>> start Provided material

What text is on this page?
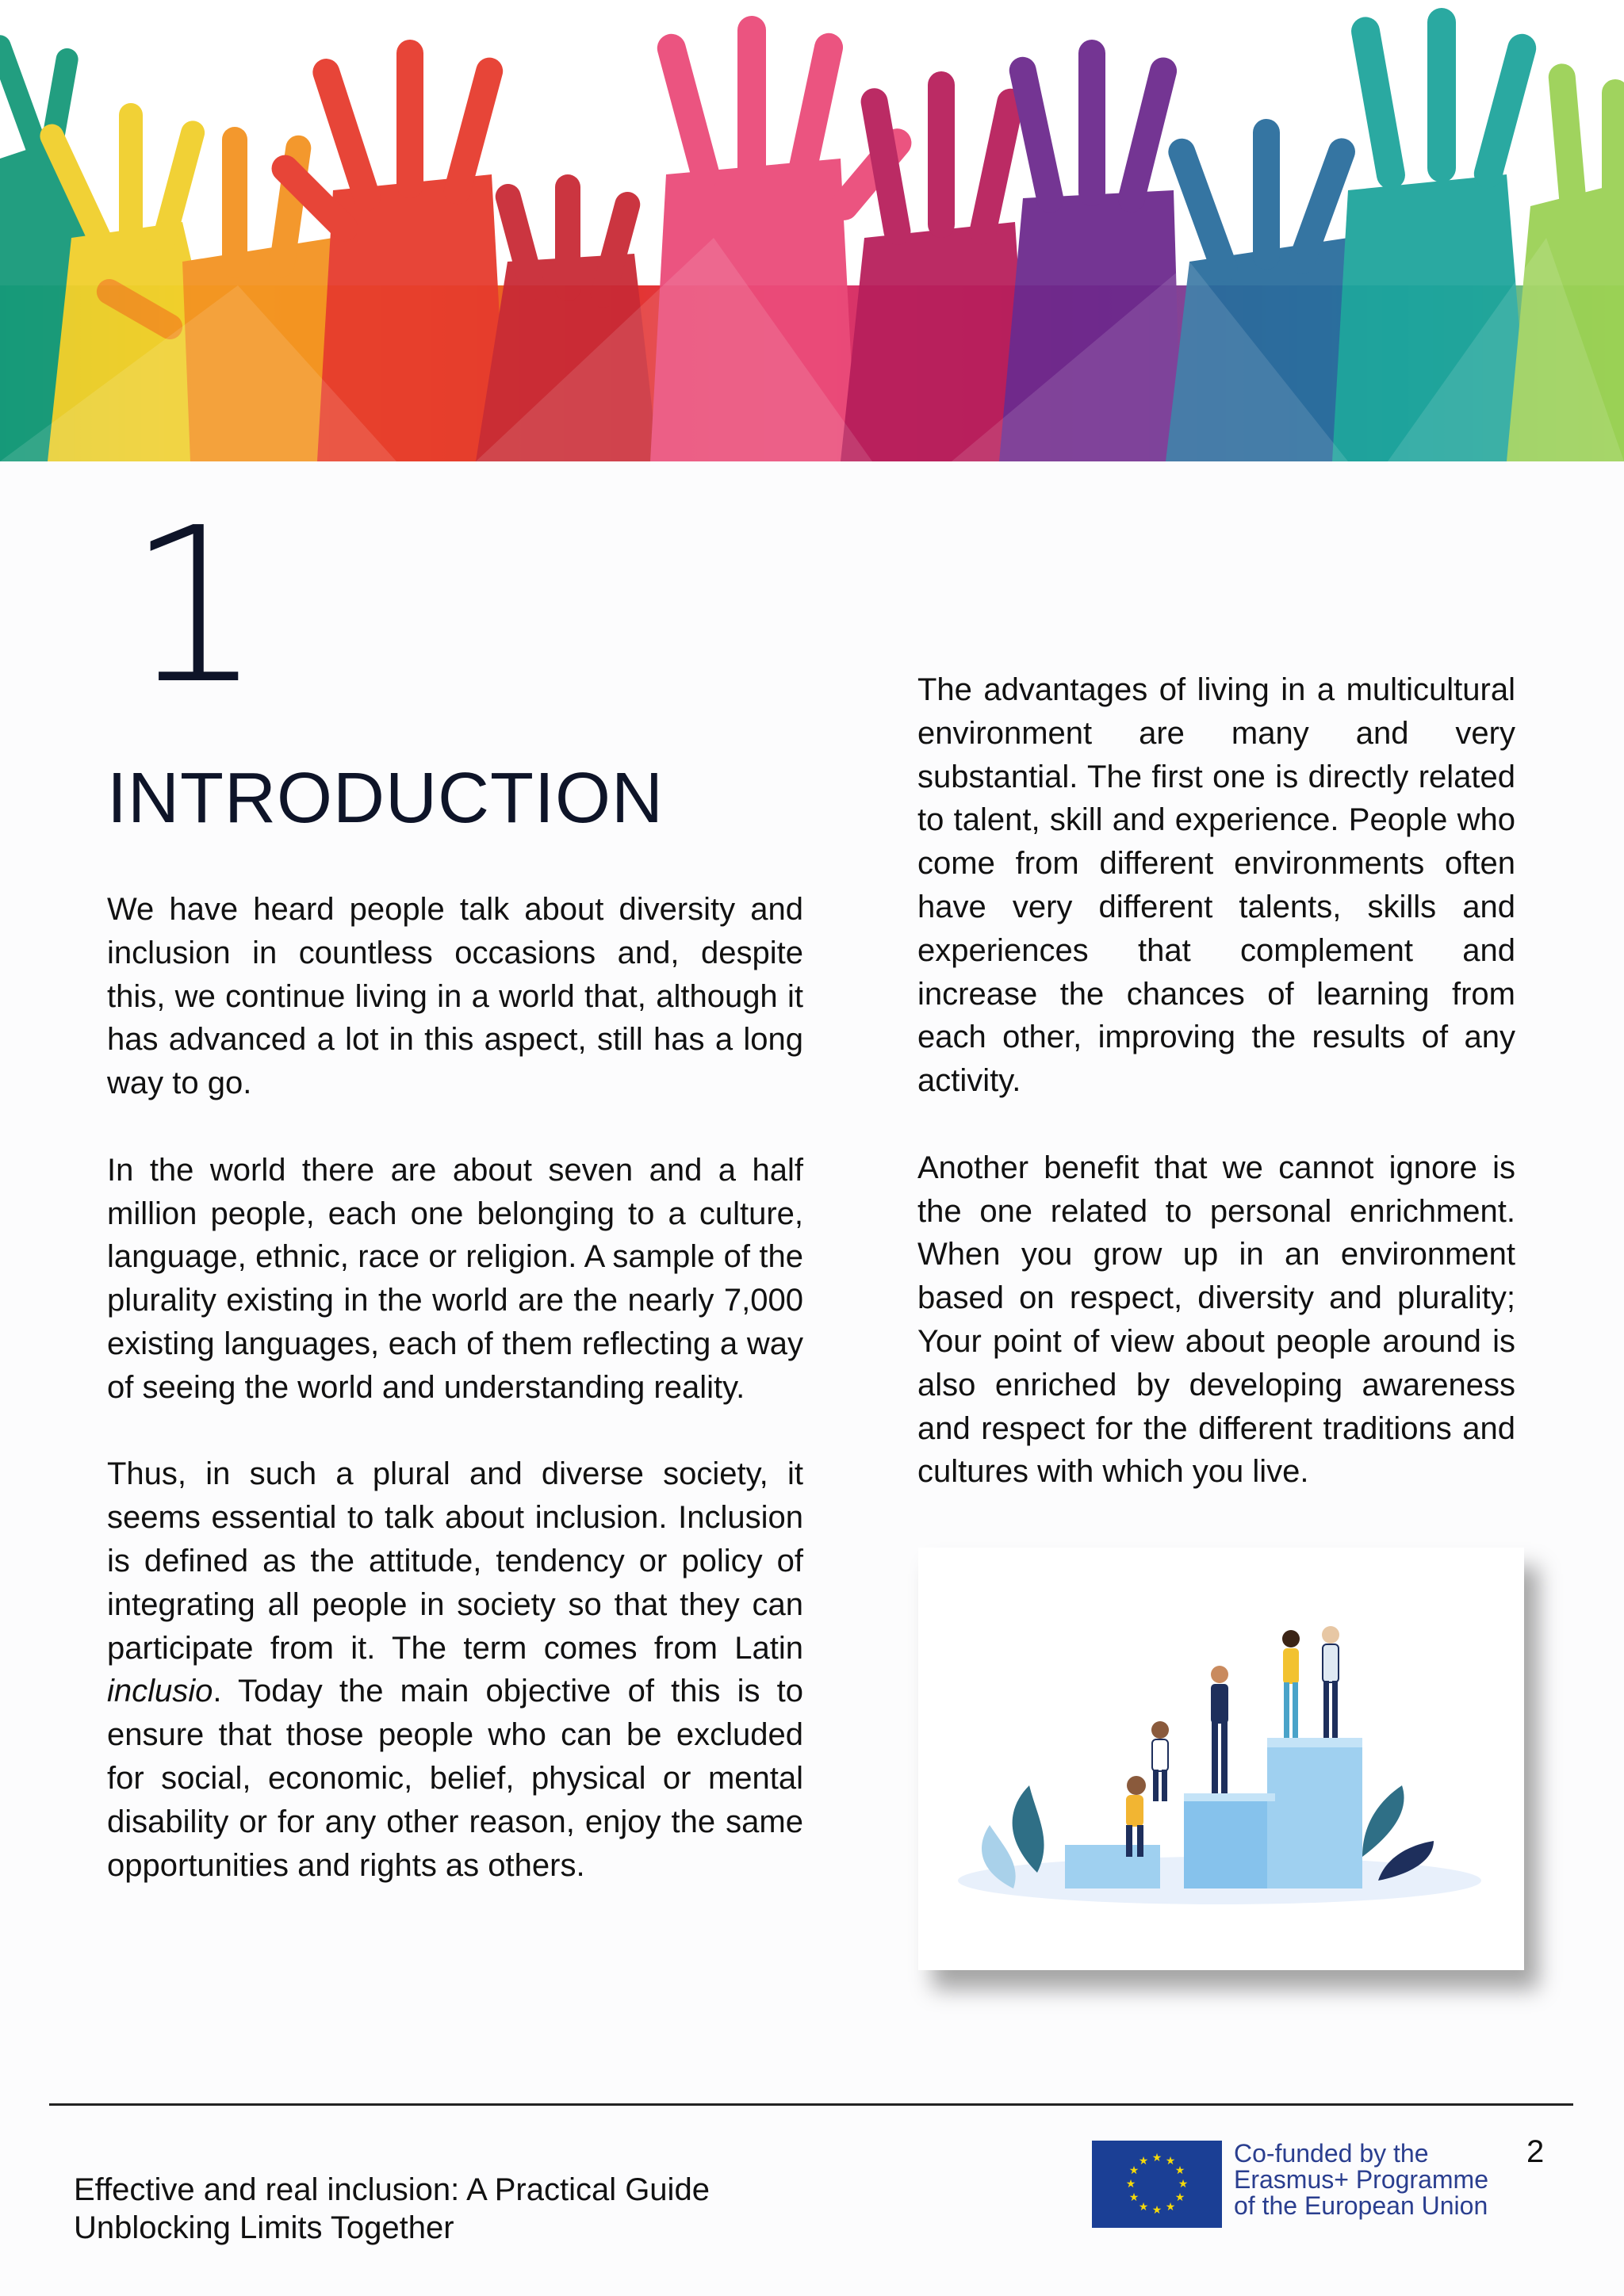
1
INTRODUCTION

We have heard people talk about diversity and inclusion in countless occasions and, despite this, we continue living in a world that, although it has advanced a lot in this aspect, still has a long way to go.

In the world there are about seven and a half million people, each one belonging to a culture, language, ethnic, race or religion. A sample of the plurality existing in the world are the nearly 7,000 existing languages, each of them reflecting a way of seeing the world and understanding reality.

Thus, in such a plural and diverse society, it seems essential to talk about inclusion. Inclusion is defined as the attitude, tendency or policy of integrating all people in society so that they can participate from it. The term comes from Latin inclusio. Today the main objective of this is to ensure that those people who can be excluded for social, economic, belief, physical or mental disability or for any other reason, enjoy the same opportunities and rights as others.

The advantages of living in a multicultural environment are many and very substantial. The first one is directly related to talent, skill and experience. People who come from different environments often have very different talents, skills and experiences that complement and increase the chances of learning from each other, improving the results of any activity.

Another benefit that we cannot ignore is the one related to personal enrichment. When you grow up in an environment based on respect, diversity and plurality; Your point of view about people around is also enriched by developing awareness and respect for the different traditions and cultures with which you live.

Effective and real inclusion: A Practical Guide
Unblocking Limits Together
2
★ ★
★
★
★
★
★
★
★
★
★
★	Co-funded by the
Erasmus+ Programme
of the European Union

>> end Provided material
>> start Provided material

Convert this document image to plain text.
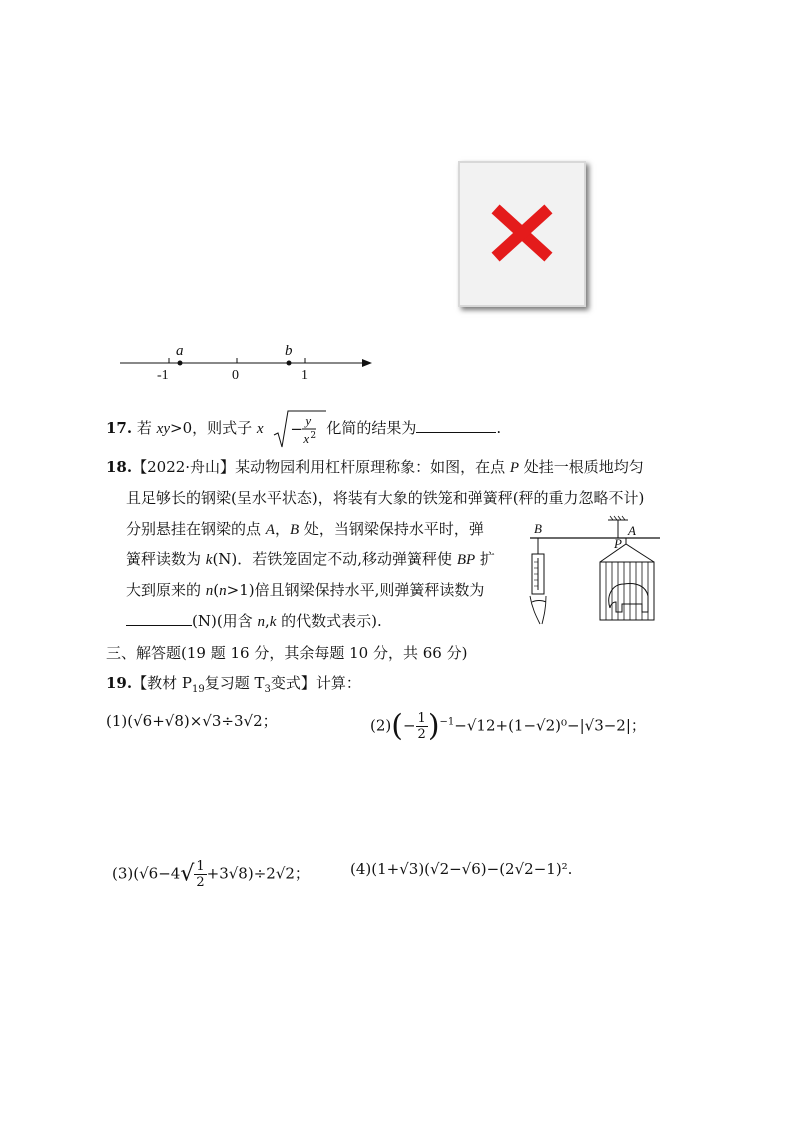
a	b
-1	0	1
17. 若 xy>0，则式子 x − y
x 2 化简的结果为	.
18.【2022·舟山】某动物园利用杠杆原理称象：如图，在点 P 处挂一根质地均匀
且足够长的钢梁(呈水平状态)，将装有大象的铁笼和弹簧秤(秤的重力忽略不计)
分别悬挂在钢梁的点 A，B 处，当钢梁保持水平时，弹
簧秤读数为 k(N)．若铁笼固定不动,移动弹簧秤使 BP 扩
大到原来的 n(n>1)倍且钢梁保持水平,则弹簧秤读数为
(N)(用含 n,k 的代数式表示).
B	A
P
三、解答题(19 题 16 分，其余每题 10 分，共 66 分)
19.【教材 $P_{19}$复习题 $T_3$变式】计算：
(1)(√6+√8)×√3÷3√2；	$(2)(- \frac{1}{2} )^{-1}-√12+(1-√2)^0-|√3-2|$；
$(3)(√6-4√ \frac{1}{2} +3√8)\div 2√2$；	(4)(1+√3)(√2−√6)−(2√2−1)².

>> end Provided material

Problem to solve:
For each line in the data above that contains the string "related", extract the line.

Result of the task:
The advantages of living in a multicultural environment are many and very substantial. The first one is directly related to talent, skill and experience. People who come from different environments often have very different talents, skills and experiences that complement and increase the chances of learning from each other, improving the results of any activity.
Another benefit that we cannot ignore is the one related to personal enrichment. When you grow up in an environment based on respect, diversity and plurality; Your point of view about people around is also enriched by developing awareness and respect for the different traditions and cultures with which you live.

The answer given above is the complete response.